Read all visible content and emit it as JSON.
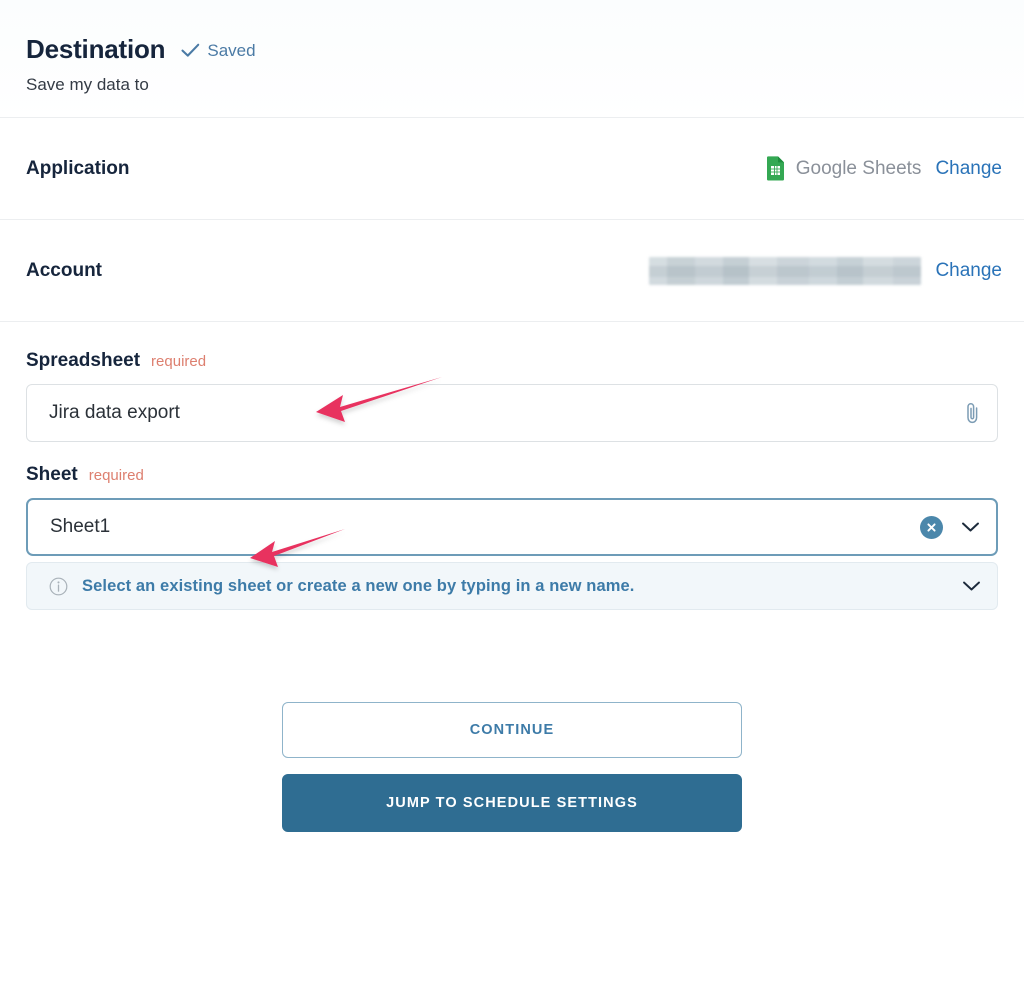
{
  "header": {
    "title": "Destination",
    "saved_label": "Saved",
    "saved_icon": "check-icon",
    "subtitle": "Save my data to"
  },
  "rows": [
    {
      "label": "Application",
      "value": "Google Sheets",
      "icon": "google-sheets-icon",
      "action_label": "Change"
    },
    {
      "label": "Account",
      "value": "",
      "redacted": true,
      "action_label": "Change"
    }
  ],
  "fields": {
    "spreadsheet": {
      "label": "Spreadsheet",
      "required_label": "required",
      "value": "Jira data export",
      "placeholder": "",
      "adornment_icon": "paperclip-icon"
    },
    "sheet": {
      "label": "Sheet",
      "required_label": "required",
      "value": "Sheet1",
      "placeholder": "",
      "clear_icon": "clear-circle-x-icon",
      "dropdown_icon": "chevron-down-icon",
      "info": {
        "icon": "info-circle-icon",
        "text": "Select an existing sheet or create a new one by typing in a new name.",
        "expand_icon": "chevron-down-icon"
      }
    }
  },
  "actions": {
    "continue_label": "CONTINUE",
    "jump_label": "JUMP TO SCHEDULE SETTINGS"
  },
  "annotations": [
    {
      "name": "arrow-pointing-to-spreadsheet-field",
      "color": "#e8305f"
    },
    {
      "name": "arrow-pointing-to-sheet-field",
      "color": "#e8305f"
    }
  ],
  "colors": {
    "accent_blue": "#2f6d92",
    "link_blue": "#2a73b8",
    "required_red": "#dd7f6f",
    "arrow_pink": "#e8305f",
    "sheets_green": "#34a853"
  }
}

☆ ☆ ☆ ☆ ☆ ☆ ☆

# [Your objective]
Omit the pictures and output all of the other material exactly.

# [Full answer]
Read all visible content and emit it as JSON.
{
  "header": {
    "title": "Destination",
    "saved_label": "Saved",
    "saved_icon": "check-icon",
    "subtitle": "Save my data to"
  },
  "rows": [
    {
      "label": "Application",
      "value": "Google Sheets",
      "icon": "google-sheets-icon",
      "action_label": "Change"
    },
    {
      "label": "Account",
      "value": "",
      "redacted": true,
      "action_label": "Change"
    }
  ],
  "fields": {
    "spreadsheet": {
      "label": "Spreadsheet",
      "required_label": "required",
      "value": "Jira data export",
      "placeholder": "",
      "adornment_icon": "paperclip-icon"
    },
    "sheet": {
      "label": "Sheet",
      "required_label": "required",
      "value": "Sheet1",
      "placeholder": "",
      "clear_icon": "clear-circle-x-icon",
      "dropdown_icon": "chevron-down-icon",
      "info": {
        "icon": "info-circle-icon",
        "text": "Select an existing sheet or create a new one by typing in a new name.",
        "expand_icon": "chevron-down-icon"
      }
    }
  },
  "actions": {
    "continue_label": "CONTINUE",
    "jump_label": "JUMP TO SCHEDULE SETTINGS"
  },
  "annotations": [
    {
      "name": "arrow-pointing-to-spreadsheet-field",
      "color": "#e8305f"
    },
    {
      "name": "arrow-pointing-to-sheet-field",
      "color": "#e8305f"
    }
  ],
  "colors": {
    "accent_blue": "#2f6d92",
    "link_blue": "#2a73b8",
    "required_red": "#dd7f6f",
    "arrow_pink": "#e8305f",
    "sheets_green": "#34a853"
  }
}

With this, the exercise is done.